_Task to carry out:_
Each record must be reproduced exactly as it is shown.

Extracted data entries

## start

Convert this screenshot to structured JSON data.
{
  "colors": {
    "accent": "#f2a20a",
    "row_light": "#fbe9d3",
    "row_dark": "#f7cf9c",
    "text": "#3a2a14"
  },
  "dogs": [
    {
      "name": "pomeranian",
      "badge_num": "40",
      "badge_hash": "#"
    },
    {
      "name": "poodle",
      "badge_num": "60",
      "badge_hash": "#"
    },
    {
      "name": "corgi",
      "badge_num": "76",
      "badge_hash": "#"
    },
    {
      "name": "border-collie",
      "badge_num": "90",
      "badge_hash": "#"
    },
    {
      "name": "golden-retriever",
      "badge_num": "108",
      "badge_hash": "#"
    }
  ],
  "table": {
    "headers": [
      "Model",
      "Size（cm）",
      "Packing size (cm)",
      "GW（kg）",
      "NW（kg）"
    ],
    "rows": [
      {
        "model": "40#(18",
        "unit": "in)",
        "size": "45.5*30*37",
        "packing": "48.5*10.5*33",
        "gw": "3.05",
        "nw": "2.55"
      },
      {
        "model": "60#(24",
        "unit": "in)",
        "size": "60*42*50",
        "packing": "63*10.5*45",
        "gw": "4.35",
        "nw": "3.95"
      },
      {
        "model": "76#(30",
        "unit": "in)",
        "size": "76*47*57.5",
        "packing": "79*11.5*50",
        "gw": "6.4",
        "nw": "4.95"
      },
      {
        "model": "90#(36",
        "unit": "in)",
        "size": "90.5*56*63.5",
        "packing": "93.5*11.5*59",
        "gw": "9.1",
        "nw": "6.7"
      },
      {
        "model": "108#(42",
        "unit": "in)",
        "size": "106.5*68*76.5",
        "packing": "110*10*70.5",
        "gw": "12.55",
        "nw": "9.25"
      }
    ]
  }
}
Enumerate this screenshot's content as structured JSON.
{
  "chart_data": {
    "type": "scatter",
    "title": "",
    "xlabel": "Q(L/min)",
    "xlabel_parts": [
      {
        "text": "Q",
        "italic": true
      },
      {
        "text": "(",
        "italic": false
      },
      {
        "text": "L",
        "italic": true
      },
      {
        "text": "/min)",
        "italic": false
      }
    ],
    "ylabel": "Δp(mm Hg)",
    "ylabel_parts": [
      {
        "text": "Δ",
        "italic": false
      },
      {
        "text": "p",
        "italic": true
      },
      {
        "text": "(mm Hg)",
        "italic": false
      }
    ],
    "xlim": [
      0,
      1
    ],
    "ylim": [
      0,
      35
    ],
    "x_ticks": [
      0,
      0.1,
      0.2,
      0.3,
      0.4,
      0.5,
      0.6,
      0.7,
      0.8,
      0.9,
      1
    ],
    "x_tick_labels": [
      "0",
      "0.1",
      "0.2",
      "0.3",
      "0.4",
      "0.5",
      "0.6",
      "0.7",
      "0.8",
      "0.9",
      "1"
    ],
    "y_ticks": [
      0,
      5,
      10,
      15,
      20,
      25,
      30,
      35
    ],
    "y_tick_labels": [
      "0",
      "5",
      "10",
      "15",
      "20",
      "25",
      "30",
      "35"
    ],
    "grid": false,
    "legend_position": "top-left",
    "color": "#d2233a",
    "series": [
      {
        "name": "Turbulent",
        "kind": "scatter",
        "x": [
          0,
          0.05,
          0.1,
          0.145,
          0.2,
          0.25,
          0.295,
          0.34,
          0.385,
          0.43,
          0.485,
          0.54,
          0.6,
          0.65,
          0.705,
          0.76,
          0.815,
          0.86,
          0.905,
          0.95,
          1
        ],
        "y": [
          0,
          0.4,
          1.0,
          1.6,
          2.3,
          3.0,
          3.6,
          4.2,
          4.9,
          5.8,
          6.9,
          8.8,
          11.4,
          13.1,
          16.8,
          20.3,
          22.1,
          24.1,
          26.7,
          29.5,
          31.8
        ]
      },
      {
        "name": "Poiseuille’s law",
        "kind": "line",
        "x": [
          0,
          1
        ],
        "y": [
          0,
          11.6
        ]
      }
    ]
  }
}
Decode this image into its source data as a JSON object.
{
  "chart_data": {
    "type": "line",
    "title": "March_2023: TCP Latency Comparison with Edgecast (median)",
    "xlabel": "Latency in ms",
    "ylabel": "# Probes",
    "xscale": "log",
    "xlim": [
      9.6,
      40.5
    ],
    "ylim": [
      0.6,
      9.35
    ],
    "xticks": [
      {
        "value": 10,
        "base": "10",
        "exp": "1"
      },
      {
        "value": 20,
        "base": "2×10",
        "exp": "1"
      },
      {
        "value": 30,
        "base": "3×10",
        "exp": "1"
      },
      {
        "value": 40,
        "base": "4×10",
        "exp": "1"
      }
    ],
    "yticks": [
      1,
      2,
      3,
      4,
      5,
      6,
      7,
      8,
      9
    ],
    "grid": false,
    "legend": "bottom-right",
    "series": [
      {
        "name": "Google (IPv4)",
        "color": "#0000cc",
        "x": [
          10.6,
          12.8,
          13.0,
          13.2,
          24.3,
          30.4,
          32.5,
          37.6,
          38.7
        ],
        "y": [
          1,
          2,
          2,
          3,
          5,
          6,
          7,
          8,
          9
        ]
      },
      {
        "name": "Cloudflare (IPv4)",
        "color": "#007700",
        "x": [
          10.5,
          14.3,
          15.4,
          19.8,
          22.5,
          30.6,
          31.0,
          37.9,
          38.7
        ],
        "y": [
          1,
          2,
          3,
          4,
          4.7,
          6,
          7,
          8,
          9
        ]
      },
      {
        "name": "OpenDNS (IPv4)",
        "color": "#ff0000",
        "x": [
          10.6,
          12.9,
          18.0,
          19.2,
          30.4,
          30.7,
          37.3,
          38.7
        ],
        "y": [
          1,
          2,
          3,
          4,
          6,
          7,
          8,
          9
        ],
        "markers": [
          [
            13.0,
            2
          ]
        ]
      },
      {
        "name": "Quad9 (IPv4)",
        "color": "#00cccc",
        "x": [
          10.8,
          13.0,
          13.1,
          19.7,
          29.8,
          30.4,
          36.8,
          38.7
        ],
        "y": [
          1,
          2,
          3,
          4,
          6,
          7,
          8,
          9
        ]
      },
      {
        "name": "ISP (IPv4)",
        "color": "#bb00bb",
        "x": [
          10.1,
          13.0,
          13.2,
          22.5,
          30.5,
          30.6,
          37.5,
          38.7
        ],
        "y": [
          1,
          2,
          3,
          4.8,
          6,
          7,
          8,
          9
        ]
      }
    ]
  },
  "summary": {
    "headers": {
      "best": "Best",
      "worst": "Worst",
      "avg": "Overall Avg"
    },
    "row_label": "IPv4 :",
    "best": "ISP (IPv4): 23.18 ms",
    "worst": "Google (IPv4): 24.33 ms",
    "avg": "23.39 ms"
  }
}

## end

_Reply to the exercise:_
Convert this screenshot to structured JSON data.
{
  "colors": {
    "accent": "#f2a20a",
    "row_light": "#fbe9d3",
    "row_dark": "#f7cf9c",
    "text": "#3a2a14"
  },
  "dogs": [
    {
      "name": "pomeranian",
      "badge_num": "40",
      "badge_hash": "#"
    },
    {
      "name": "poodle",
      "badge_num": "60",
      "badge_hash": "#"
    },
    {
      "name": "corgi",
      "badge_num": "76",
      "badge_hash": "#"
    },
    {
      "name": "border-collie",
      "badge_num": "90",
      "badge_hash": "#"
    },
    {
      "name": "golden-retriever",
      "badge_num": "108",
      "badge_hash": "#"
    }
  ],
  "table": {
    "headers": [
      "Model",
      "Size（cm）",
      "Packing size (cm)",
      "GW（kg）",
      "NW（kg）"
    ],
    "rows": [
      {
        "model": "40#(18",
        "unit": "in)",
        "size": "45.5*30*37",
        "packing": "48.5*10.5*33",
        "gw": "3.05",
        "nw": "2.55"
      },
      {
        "model": "60#(24",
        "unit": "in)",
        "size": "60*42*50",
        "packing": "63*10.5*45",
        "gw": "4.35",
        "nw": "3.95"
      },
      {
        "model": "76#(30",
        "unit": "in)",
        "size": "76*47*57.5",
        "packing": "79*11.5*50",
        "gw": "6.4",
        "nw": "4.95"
      },
      {
        "model": "90#(36",
        "unit": "in)",
        "size": "90.5*56*63.5",
        "packing": "93.5*11.5*59",
        "gw": "9.1",
        "nw": "6.7"
      },
      {
        "model": "108#(42",
        "unit": "in)",
        "size": "106.5*68*76.5",
        "packing": "110*10*70.5",
        "gw": "12.55",
        "nw": "9.25"
      }
    ]
  }
}
Enumerate this screenshot's content as structured JSON.
{
  "chart_data": {
    "type": "scatter",
    "title": "",
    "xlabel": "Q(L/min)",
    "xlabel_parts": [
      {
        "text": "Q",
        "italic": true
      },
      {
        "text": "(",
        "italic": false
      },
      {
        "text": "L",
        "italic": true
      },
      {
        "text": "/min)",
        "italic": false
      }
    ],
    "ylabel": "Δp(mm Hg)",
    "ylabel_parts": [
      {
        "text": "Δ",
        "italic": false
      },
      {
        "text": "p",
        "italic": true
      },
      {
        "text": "(mm Hg)",
        "italic": false
      }
    ],
    "xlim": [
      0,
      1
    ],
    "ylim": [
      0,
      35
    ],
    "x_ticks": [
      0,
      0.1,
      0.2,
      0.3,
      0.4,
      0.5,
      0.6,
      0.7,
      0.8,
      0.9,
      1
    ],
    "x_tick_labels": [
      "0",
      "0.1",
      "0.2",
      "0.3",
      "0.4",
      "0.5",
      "0.6",
      "0.7",
      "0.8",
      "0.9",
      "1"
    ],
    "y_ticks": [
      0,
      5,
      10,
      15,
      20,
      25,
      30,
      35
    ],
    "y_tick_labels": [
      "0",
      "5",
      "10",
      "15",
      "20",
      "25",
      "30",
      "35"
    ],
    "grid": false,
    "legend_position": "top-left",
    "color": "#d2233a",
    "series": [
      {
        "name": "Turbulent",
        "kind": "scatter",
        "x": [
          0,
          0.05,
          0.1,
          0.145,
          0.2,
          0.25,
          0.295,
          0.34,
          0.385,
          0.43,
          0.485,
          0.54,
          0.6,
          0.65,
          0.705,
          0.76,
          0.815,
          0.86,
          0.905,
          0.95,
          1
        ],
        "y": [
          0,
          0.4,
          1.0,
          1.6,
          2.3,
          3.0,
          3.6,
          4.2,
          4.9,
          5.8,
          6.9,
          8.8,
          11.4,
          13.1,
          16.8,
          20.3,
          22.1,
          24.1,
          26.7,
          29.5,
          31.8
        ]
      },
      {
        "name": "Poiseuille’s law",
        "kind": "line",
        "x": [
          0,
          1
        ],
        "y": [
          0,
          11.6
        ]
      }
    ]
  }
}
Decode this image into its source data as a JSON object.
{
  "chart_data": {
    "type": "line",
    "title": "March_2023: TCP Latency Comparison with Edgecast (median)",
    "xlabel": "Latency in ms",
    "ylabel": "# Probes",
    "xscale": "log",
    "xlim": [
      9.6,
      40.5
    ],
    "ylim": [
      0.6,
      9.35
    ],
    "xticks": [
      {
        "value": 10,
        "base": "10",
        "exp": "1"
      },
      {
        "value": 20,
        "base": "2×10",
        "exp": "1"
      },
      {
        "value": 30,
        "base": "3×10",
        "exp": "1"
      },
      {
        "value": 40,
        "base": "4×10",
        "exp": "1"
      }
    ],
    "yticks": [
      1,
      2,
      3,
      4,
      5,
      6,
      7,
      8,
      9
    ],
    "grid": false,
    "legend": "bottom-right",
    "series": [
      {
        "name": "Google (IPv4)",
        "color": "#0000cc",
        "x": [
          10.6,
          12.8,
          13.0,
          13.2,
          24.3,
          30.4,
          32.5,
          37.6,
          38.7
        ],
        "y": [
          1,
          2,
          2,
          3,
          5,
          6,
          7,
          8,
          9
        ]
      },
      {
        "name": "Cloudflare (IPv4)",
        "color": "#007700",
        "x": [
          10.5,
          14.3,
          15.4,
          19.8,
          22.5,
          30.6,
          31.0,
          37.9,
          38.7
        ],
        "y": [
          1,
          2,
          3,
          4,
          4.7,
          6,
          7,
          8,
          9
        ]
      },
      {
        "name": "OpenDNS (IPv4)",
        "color": "#ff0000",
        "x": [
          10.6,
          12.9,
          18.0,
          19.2,
          30.4,
          30.7,
          37.3,
          38.7
        ],
        "y": [
          1,
          2,
          3,
          4,
          6,
          7,
          8,
          9
        ],
        "markers": [
          [
            13.0,
            2
          ]
        ]
      },
      {
        "name": "Quad9 (IPv4)",
        "color": "#00cccc",
        "x": [
          10.8,
          13.0,
          13.1,
          19.7,
          29.8,
          30.4,
          36.8,
          38.7
        ],
        "y": [
          1,
          2,
          3,
          4,
          6,
          7,
          8,
          9
        ]
      },
      {
        "name": "ISP (IPv4)",
        "color": "#bb00bb",
        "x": [
          10.1,
          13.0,
          13.2,
          22.5,
          30.5,
          30.6,
          37.5,
          38.7
        ],
        "y": [
          1,
          2,
          3,
          4.8,
          6,
          7,
          8,
          9
        ]
      }
    ]
  },
  "summary": {
    "headers": {
      "best": "Best",
      "worst": "Worst",
      "avg": "Overall Avg"
    },
    "row_label": "IPv4 :",
    "best": "ISP (IPv4): 23.18 ms",
    "worst": "Google (IPv4): 24.33 ms",
    "avg": "23.39 ms"
  }
}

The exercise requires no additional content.